[ENUNCIADO 1]: Reproduza fielmente o trecho da notícia que vai de "Condição de saúde" até "exigindo monitoramento constante.", incluindo essas palavras.
[ENUNCIADO 2]: De acordo com a notícia, qual é o valor máximo que a multa diária fixada na liminar pode atingir?
[ENUNCIADO 3]: Transcreva todos os intertítulos que dividem a notícia em seções, sem incluir a manchete.

[TRECHO SELECIONADO]:
Bebê com paralisia cerebral permanece internada em Sorocaba após alta médica
Uma menina de quase dois anos diagnosticada com paralisia cerebral continua internada no Hospital de Sorocaba, interior de São Paulo, mesmo tendo recebido alta médica no dia 5 de março. Segundo a mãe, Andressa Vicente, de 31 anos, a criança está "presa" na unidade hospitalar porque o convênio de saúde não liberou o serviço essencial de home care (atendimento domiciliar), necessário para o tratamento contínuo da pequena Alice Vitória da Silva.
Condição de saúde complexa exige cuidados especializados
A menina foi diagnosticada com paralisia cerebral após sofrer falta de oxigênio no cérebro durante o parto. Além dessa condição, Alice apresenta convulsões epilépticas, não consegue andar ou sentar sozinha, e sofre com refluxos constantes devido a uma bactéria no estômago. Sua alimentação ocorre exclusivamente por meio de uma sonda inserida na barriga, exigindo monitoramento constante.
A situação se agravou quando a médica que acompanhava a criança foi retirada do atendimento, fazendo com que os medicamentos perdessem efeito e Alice começasse a vomitar sangue. Diante desse quadro, a família precisou levá-la urgentemente ao hospital para realização de exames, incluindo uma endoscopia.
Alta médica não significa liberação hospitalar
Após a estabilização do quadro clínico, os médicos prescreveram tratamento de home care 24 horas, com assistência médica e de enfermagem em domicílio. Contudo, mesmo com a alta hospitalar concedida, a menina não pôde deixar o hospital porque a família e a própria instituição médica não obtiveram resposta do convênio sobre a liberação do serviço domiciliar.
"Já faz 11 dias que estamos aguardando. Queremos ir embora, mas não podemos porque ela precisa dos cuidados à domicílio", desabafa Andressa Vicente, que tentou solicitar o atendimento por todos os canais disponibilizados pela operadora de saúde.
Decisão judicial não é cumprida pelo convênio
Diante do impasse, a família recorreu à Justiça e obteve uma liminar de urgência determinando que o convênio liberasse imediatamente o atendimento de home care, sob pena de multa diária de R$ 1,5 mil, limitada a R$ 30 mil. Mesmo com essa ordem judicial, a situação permanece sem solução prática.

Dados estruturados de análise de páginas
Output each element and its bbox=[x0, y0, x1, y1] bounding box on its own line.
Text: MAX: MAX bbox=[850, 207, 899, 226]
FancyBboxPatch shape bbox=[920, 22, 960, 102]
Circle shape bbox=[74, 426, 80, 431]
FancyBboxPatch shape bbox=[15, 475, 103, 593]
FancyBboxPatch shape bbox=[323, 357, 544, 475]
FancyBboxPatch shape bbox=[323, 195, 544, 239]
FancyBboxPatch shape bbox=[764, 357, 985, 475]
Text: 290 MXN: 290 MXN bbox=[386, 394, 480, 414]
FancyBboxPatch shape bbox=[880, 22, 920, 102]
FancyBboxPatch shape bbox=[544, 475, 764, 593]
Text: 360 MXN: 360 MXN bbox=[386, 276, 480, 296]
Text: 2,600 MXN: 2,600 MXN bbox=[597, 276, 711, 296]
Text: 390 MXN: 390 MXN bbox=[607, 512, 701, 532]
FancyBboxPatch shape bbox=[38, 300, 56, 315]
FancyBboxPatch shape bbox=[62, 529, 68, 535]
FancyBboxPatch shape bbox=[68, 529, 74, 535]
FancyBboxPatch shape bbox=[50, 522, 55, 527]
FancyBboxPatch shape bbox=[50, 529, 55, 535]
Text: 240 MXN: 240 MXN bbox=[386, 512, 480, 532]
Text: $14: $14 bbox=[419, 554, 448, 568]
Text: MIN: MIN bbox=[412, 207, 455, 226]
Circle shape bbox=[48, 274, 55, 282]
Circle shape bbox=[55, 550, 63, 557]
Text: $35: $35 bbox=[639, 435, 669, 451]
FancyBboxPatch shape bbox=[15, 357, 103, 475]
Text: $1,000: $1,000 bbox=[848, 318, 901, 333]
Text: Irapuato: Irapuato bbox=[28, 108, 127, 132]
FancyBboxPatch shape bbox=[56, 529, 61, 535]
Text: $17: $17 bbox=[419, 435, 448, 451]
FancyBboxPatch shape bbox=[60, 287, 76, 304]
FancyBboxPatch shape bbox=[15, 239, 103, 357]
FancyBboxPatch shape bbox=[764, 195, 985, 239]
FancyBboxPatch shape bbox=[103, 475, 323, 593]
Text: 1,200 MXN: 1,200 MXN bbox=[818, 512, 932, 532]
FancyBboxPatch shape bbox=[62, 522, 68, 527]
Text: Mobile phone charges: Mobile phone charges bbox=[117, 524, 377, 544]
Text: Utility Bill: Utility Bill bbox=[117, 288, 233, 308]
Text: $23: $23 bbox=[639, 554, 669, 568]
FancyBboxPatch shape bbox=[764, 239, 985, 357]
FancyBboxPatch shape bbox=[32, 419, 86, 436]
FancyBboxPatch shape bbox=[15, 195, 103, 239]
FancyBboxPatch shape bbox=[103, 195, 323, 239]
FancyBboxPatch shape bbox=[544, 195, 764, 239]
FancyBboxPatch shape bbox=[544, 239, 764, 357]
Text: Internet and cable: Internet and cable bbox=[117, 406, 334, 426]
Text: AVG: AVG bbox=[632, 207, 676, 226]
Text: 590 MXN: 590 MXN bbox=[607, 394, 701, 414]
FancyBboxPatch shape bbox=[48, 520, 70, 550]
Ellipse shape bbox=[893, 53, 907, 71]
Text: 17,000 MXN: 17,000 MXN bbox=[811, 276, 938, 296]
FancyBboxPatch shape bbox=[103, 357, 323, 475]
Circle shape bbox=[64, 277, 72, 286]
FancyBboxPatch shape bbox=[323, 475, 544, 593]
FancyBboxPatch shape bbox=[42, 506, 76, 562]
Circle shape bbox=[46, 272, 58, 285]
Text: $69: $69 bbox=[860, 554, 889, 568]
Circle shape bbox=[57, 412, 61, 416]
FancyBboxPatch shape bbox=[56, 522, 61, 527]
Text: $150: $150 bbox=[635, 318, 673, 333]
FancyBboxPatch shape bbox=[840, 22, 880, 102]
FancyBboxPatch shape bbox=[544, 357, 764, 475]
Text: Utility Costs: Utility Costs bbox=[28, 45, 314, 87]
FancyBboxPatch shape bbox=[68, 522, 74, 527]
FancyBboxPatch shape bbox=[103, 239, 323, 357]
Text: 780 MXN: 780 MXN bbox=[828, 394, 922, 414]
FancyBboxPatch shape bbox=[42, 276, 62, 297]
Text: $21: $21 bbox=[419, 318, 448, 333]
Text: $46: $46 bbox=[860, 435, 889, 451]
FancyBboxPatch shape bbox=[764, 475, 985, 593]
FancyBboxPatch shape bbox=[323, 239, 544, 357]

[RESOLUÇÃO 1]:
Condição de saúde complexa exige cuidados especializados
A menina foi diagnosticada com paralisia cerebral após sofrer falta de oxigênio no cérebro durante o parto. Além dessa condição, Alice apresenta convulsões epilépticas, não consegue andar ou sentar sozinha, e sofre com refluxos constantes devido a uma bactéria no estômago. Sua alimentação ocorre exclusivamente por meio de uma sonda inserida na barriga, exigindo monitoramento constante.

[RESOLUÇÃO 2]: R$ 30 mil.

[RESOLUÇÃO 3]:
Condição de saúde complexa exige cuidados especializados
Alta médica não significa liberação hospitalar
Decisão judicial não é cumprida pelo convênio